Problem to work on: Word for word, restate every line of the material.

Data:

** start **

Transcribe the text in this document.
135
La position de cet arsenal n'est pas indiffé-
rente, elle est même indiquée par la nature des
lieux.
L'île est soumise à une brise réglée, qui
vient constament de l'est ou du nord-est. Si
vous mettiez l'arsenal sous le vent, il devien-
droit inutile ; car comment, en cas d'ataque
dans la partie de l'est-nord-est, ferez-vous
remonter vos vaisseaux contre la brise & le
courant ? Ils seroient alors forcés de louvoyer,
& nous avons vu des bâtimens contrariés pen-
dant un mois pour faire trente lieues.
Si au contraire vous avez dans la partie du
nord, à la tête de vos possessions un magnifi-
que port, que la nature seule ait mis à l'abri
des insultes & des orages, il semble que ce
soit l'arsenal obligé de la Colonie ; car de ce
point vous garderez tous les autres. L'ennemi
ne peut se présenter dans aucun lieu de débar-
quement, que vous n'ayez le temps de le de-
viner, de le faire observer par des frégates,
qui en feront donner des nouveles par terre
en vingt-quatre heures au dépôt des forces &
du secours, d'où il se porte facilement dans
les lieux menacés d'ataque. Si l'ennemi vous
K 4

** end **

Written reply:
Transcribe the text in this document.
135
La position de cet arsenal n'est pas indiffé-
rente, elle est même indiquée par la nature des
lieux.
L'île est soumise à une brise réglée, qui
vient constament de l'est ou du nord-est. Si
vous mettiez l'arsenal sous le vent, il devien-
droit inutile ; car comment, en cas d'ataque
dans la partie de l'est-nord-est, ferez-vous
remonter vos vaisseaux contre la brise & le
courant ? Ils seroient alors forcés de louvoyer,
& nous avons vu des bâtimens contrariés pen-
dant un mois pour faire trente lieues.
Si au contraire vous avez dans la partie du
nord, à la tête de vos possessions un magnifi-
que port, que la nature seule ait mis à l'abri
des insultes & des orages, il semble que ce
soit l'arsenal obligé de la Colonie ; car de ce
point vous garderez tous les autres. L'ennemi
ne peut se présenter dans aucun lieu de débar-
quement, que vous n'ayez le temps de le de-
viner, de le faire observer par des frégates,
qui en feront donner des nouveles par terre
en vingt-quatre heures au dépôt des forces &
du secours, d'où il se porte facilement dans
les lieux menacés d'ataque. Si l'ennemi vous
K 4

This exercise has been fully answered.